Begin DATA SECTION

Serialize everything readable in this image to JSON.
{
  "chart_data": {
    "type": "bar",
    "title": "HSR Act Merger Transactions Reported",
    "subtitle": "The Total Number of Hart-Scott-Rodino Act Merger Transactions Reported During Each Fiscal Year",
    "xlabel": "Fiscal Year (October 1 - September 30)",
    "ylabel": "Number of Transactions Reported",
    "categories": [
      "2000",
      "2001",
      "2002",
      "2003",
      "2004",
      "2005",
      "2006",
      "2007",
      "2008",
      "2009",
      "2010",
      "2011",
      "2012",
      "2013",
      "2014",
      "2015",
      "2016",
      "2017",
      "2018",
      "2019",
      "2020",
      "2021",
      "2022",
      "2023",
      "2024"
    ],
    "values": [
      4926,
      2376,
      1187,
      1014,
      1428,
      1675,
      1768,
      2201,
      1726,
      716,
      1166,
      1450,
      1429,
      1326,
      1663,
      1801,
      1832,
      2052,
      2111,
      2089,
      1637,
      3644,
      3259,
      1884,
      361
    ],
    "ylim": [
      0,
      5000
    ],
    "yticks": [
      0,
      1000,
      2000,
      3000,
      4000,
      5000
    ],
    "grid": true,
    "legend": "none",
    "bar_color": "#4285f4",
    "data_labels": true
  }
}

End DATA SECTION

__PROMPT__: Where a line holds "Reported", copy that line.

__RESPONSE TO THE TASK__:
    "title": "HSR Act Merger Transactions Reported",
    "subtitle": "The Total Number of Hart-Scott-Rodino Act Merger Transactions Reported During Each Fiscal Year",
    "ylabel": "Number of Transactions Reported",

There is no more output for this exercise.